▶ **What you need to do**: Set out each line from the following listing that includes the word "operator".

[Stored entries]
************
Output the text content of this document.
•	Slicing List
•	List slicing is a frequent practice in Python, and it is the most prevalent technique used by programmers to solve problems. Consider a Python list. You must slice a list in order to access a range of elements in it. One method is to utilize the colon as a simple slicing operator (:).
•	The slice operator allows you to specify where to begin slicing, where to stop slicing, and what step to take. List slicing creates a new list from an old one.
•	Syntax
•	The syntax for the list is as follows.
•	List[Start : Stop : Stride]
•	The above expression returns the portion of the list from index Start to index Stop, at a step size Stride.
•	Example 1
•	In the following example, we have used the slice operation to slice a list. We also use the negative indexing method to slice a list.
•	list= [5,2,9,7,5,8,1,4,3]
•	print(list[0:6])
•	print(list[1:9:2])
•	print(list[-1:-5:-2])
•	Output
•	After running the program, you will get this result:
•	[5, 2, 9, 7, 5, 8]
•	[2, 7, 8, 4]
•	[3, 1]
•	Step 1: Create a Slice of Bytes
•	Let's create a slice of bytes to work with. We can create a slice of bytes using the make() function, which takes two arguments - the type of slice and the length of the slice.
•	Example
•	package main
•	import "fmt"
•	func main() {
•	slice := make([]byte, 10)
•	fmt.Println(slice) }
************
▶ **Reply to the exercise**:
•	List slicing is a frequent practice in Python, and it is the most prevalent technique used by programmers to solve problems. Consider a Python list. You must slice a list in order to access a range of elements in it. One method is to utilize the colon as a simple slicing operator (:).
•	The slice operator allows you to specify where to begin slicing, where to stop slicing, and what step to take. List slicing creates a new list from an old one.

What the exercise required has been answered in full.